──────── Stored records

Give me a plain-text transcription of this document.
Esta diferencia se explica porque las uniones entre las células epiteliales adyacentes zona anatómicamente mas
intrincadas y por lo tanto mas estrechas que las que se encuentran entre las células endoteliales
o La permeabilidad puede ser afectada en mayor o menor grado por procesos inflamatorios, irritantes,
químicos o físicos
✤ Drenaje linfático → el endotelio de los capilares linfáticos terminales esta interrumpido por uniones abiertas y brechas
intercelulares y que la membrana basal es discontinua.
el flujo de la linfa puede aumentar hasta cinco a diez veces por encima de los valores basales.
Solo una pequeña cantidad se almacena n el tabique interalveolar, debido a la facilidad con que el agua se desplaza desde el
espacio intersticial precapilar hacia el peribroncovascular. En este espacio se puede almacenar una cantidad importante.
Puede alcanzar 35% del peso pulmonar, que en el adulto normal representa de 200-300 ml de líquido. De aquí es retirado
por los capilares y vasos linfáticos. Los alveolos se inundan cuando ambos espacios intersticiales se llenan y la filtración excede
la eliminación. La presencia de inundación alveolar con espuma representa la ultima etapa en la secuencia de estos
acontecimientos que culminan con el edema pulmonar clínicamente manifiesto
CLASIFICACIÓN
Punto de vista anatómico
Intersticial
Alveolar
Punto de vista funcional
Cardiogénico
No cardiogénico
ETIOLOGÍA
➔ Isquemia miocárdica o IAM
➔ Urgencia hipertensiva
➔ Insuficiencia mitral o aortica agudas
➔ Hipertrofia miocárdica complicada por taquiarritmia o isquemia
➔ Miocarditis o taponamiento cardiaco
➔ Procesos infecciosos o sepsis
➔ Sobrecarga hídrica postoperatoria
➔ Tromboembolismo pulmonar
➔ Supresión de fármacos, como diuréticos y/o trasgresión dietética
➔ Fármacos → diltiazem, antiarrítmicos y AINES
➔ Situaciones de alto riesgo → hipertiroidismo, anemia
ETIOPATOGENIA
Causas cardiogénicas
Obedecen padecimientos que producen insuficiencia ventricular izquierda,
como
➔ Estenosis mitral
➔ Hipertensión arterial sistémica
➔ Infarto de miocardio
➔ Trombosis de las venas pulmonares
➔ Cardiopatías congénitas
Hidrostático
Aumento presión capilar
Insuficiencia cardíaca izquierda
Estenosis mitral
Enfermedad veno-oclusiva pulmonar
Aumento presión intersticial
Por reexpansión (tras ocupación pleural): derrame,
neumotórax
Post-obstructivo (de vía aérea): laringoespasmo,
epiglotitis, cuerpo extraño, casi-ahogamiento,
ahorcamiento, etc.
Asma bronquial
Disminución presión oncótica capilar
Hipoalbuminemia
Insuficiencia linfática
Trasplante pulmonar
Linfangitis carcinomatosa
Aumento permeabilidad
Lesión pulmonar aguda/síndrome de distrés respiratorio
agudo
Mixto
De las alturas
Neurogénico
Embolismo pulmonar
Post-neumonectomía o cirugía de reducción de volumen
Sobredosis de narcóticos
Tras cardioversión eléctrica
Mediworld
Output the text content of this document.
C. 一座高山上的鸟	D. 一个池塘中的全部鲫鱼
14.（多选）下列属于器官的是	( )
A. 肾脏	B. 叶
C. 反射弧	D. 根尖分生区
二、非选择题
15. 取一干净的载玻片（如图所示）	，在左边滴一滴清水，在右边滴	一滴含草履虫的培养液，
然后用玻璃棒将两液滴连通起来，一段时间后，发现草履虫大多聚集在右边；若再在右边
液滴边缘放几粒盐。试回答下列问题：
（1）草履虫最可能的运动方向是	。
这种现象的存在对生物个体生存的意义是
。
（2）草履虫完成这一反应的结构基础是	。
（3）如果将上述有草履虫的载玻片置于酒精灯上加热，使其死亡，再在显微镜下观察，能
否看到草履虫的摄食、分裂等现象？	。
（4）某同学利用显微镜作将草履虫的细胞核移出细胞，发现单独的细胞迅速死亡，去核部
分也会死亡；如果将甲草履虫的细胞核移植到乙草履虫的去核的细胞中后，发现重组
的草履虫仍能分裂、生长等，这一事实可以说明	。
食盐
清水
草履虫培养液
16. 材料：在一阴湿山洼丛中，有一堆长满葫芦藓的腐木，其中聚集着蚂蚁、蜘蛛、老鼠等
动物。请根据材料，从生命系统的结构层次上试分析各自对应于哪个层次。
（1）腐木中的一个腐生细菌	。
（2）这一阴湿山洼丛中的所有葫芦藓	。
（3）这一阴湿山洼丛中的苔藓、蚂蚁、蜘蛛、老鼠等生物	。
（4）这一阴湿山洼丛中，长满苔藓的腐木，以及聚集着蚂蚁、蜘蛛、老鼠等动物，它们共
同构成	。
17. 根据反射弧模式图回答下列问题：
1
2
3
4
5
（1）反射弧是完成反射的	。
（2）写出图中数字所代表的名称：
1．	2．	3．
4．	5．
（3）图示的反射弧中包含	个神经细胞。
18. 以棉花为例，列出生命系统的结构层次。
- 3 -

────────────────

→ Written problem
Using the data above, reproduce every line exactly.

→ Task answer
Give me a plain-text transcription of this document.
Esta diferencia se explica porque las uniones entre las células epiteliales adyacentes zona anatómicamente mas
intrincadas y por lo tanto mas estrechas que las que se encuentran entre las células endoteliales
o La permeabilidad puede ser afectada en mayor o menor grado por procesos inflamatorios, irritantes,
químicos o físicos
✤ Drenaje linfático → el endotelio de los capilares linfáticos terminales esta interrumpido por uniones abiertas y brechas
intercelulares y que la membrana basal es discontinua.
el flujo de la linfa puede aumentar hasta cinco a diez veces por encima de los valores basales.
Solo una pequeña cantidad se almacena n el tabique interalveolar, debido a la facilidad con que el agua se desplaza desde el
espacio intersticial precapilar hacia el peribroncovascular. En este espacio se puede almacenar una cantidad importante.
Puede alcanzar 35% del peso pulmonar, que en el adulto normal representa de 200-300 ml de líquido. De aquí es retirado
por los capilares y vasos linfáticos. Los alveolos se inundan cuando ambos espacios intersticiales se llenan y la filtración excede
la eliminación. La presencia de inundación alveolar con espuma representa la ultima etapa en la secuencia de estos
acontecimientos que culminan con el edema pulmonar clínicamente manifiesto
CLASIFICACIÓN
Punto de vista anatómico
Intersticial
Alveolar
Punto de vista funcional
Cardiogénico
No cardiogénico
ETIOLOGÍA
➔ Isquemia miocárdica o IAM
➔ Urgencia hipertensiva
➔ Insuficiencia mitral o aortica agudas
➔ Hipertrofia miocárdica complicada por taquiarritmia o isquemia
➔ Miocarditis o taponamiento cardiaco
➔ Procesos infecciosos o sepsis
➔ Sobrecarga hídrica postoperatoria
➔ Tromboembolismo pulmonar
➔ Supresión de fármacos, como diuréticos y/o trasgresión dietética
➔ Fármacos → diltiazem, antiarrítmicos y AINES
➔ Situaciones de alto riesgo → hipertiroidismo, anemia
ETIOPATOGENIA
Causas cardiogénicas
Obedecen padecimientos que producen insuficiencia ventricular izquierda,
como
➔ Estenosis mitral
➔ Hipertensión arterial sistémica
➔ Infarto de miocardio
➔ Trombosis de las venas pulmonares
➔ Cardiopatías congénitas
Hidrostático
Aumento presión capilar
Insuficiencia cardíaca izquierda
Estenosis mitral
Enfermedad veno-oclusiva pulmonar
Aumento presión intersticial
Por reexpansión (tras ocupación pleural): derrame,
neumotórax
Post-obstructivo (de vía aérea): laringoespasmo,
epiglotitis, cuerpo extraño, casi-ahogamiento,
ahorcamiento, etc.
Asma bronquial
Disminución presión oncótica capilar
Hipoalbuminemia
Insuficiencia linfática
Trasplante pulmonar
Linfangitis carcinomatosa
Aumento permeabilidad
Lesión pulmonar aguda/síndrome de distrés respiratorio
agudo
Mixto
De las alturas
Neurogénico
Embolismo pulmonar
Post-neumonectomía o cirugía de reducción de volumen
Sobredosis de narcóticos
Tras cardioversión eléctrica
Mediworld
Output the text content of this document.
C. 一座高山上的鸟	D. 一个池塘中的全部鲫鱼
14.（多选）下列属于器官的是	( )
A. 肾脏	B. 叶
C. 反射弧	D. 根尖分生区
二、非选择题
15. 取一干净的载玻片（如图所示）	，在左边滴一滴清水，在右边滴	一滴含草履虫的培养液，
然后用玻璃棒将两液滴连通起来，一段时间后，发现草履虫大多聚集在右边；若再在右边
液滴边缘放几粒盐。试回答下列问题：
（1）草履虫最可能的运动方向是	。
这种现象的存在对生物个体生存的意义是
。
（2）草履虫完成这一反应的结构基础是	。
（3）如果将上述有草履虫的载玻片置于酒精灯上加热，使其死亡，再在显微镜下观察，能
否看到草履虫的摄食、分裂等现象？	。
（4）某同学利用显微镜作将草履虫的细胞核移出细胞，发现单独的细胞迅速死亡，去核部
分也会死亡；如果将甲草履虫的细胞核移植到乙草履虫的去核的细胞中后，发现重组
的草履虫仍能分裂、生长等，这一事实可以说明	。
食盐
清水
草履虫培养液
16. 材料：在一阴湿山洼丛中，有一堆长满葫芦藓的腐木，其中聚集着蚂蚁、蜘蛛、老鼠等
动物。请根据材料，从生命系统的结构层次上试分析各自对应于哪个层次。
（1）腐木中的一个腐生细菌	。
（2）这一阴湿山洼丛中的所有葫芦藓	。
（3）这一阴湿山洼丛中的苔藓、蚂蚁、蜘蛛、老鼠等生物	。
（4）这一阴湿山洼丛中，长满苔藓的腐木，以及聚集着蚂蚁、蜘蛛、老鼠等动物，它们共
同构成	。
17. 根据反射弧模式图回答下列问题：
1
2
3
4
5
（1）反射弧是完成反射的	。
（2）写出图中数字所代表的名称：
1．	2．	3．
4．	5．
（3）图示的反射弧中包含	个神经细胞。
18. 以棉花为例，列出生命系统的结构层次。
- 3 -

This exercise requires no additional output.